All entries must be repeated exactly; do not include the pictures.

### [Stored entries]
(begin)
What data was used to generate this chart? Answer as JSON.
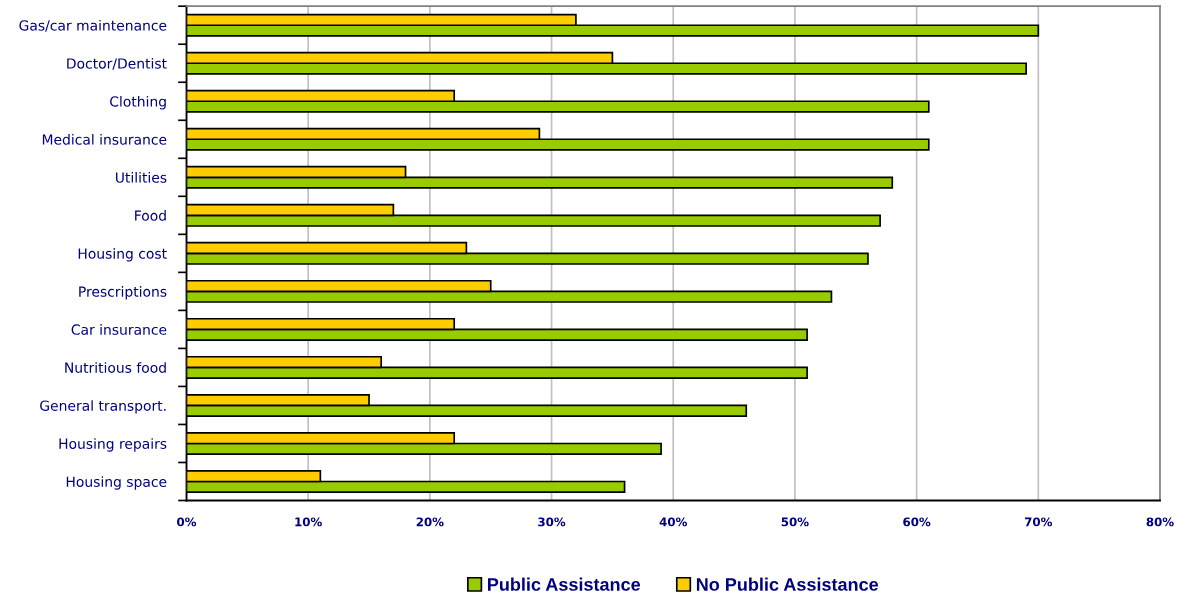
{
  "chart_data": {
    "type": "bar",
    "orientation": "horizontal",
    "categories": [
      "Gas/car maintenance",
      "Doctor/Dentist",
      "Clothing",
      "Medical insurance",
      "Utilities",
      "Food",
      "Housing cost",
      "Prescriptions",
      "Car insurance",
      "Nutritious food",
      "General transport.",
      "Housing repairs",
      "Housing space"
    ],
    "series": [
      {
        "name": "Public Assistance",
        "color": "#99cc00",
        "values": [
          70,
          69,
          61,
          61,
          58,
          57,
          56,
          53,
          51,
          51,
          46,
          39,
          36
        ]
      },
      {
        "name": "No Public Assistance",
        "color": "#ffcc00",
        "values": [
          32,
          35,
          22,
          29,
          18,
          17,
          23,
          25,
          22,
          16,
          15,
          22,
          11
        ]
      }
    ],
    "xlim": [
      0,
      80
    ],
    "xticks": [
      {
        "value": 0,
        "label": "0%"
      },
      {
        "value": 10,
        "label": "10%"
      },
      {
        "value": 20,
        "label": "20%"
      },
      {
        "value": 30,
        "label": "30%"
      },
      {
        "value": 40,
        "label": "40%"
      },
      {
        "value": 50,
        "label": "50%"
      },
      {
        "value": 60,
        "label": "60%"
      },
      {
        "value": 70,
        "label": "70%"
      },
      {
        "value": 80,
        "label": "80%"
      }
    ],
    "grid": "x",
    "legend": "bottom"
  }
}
(end)
### [ANSWER FOR THE TASK]
What data was used to generate this chart? Answer as JSON.
{
  "chart_data": {
    "type": "bar",
    "orientation": "horizontal",
    "categories": [
      "Gas/car maintenance",
      "Doctor/Dentist",
      "Clothing",
      "Medical insurance",
      "Utilities",
      "Food",
      "Housing cost",
      "Prescriptions",
      "Car insurance",
      "Nutritious food",
      "General transport.",
      "Housing repairs",
      "Housing space"
    ],
    "series": [
      {
        "name": "Public Assistance",
        "color": "#99cc00",
        "values": [
          70,
          69,
          61,
          61,
          58,
          57,
          56,
          53,
          51,
          51,
          46,
          39,
          36
        ]
      },
      {
        "name": "No Public Assistance",
        "color": "#ffcc00",
        "values": [
          32,
          35,
          22,
          29,
          18,
          17,
          23,
          25,
          22,
          16,
          15,
          22,
          11
        ]
      }
    ],
    "xlim": [
      0,
      80
    ],
    "xticks": [
      {
        "value": 0,
        "label": "0%"
      },
      {
        "value": 10,
        "label": "10%"
      },
      {
        "value": 20,
        "label": "20%"
      },
      {
        "value": 30,
        "label": "30%"
      },
      {
        "value": 40,
        "label": "40%"
      },
      {
        "value": 50,
        "label": "50%"
      },
      {
        "value": 60,
        "label": "60%"
      },
      {
        "value": 70,
        "label": "70%"
      },
      {
        "value": 80,
        "label": "80%"
      }
    ],
    "grid": "x",
    "legend": "bottom"
  }
}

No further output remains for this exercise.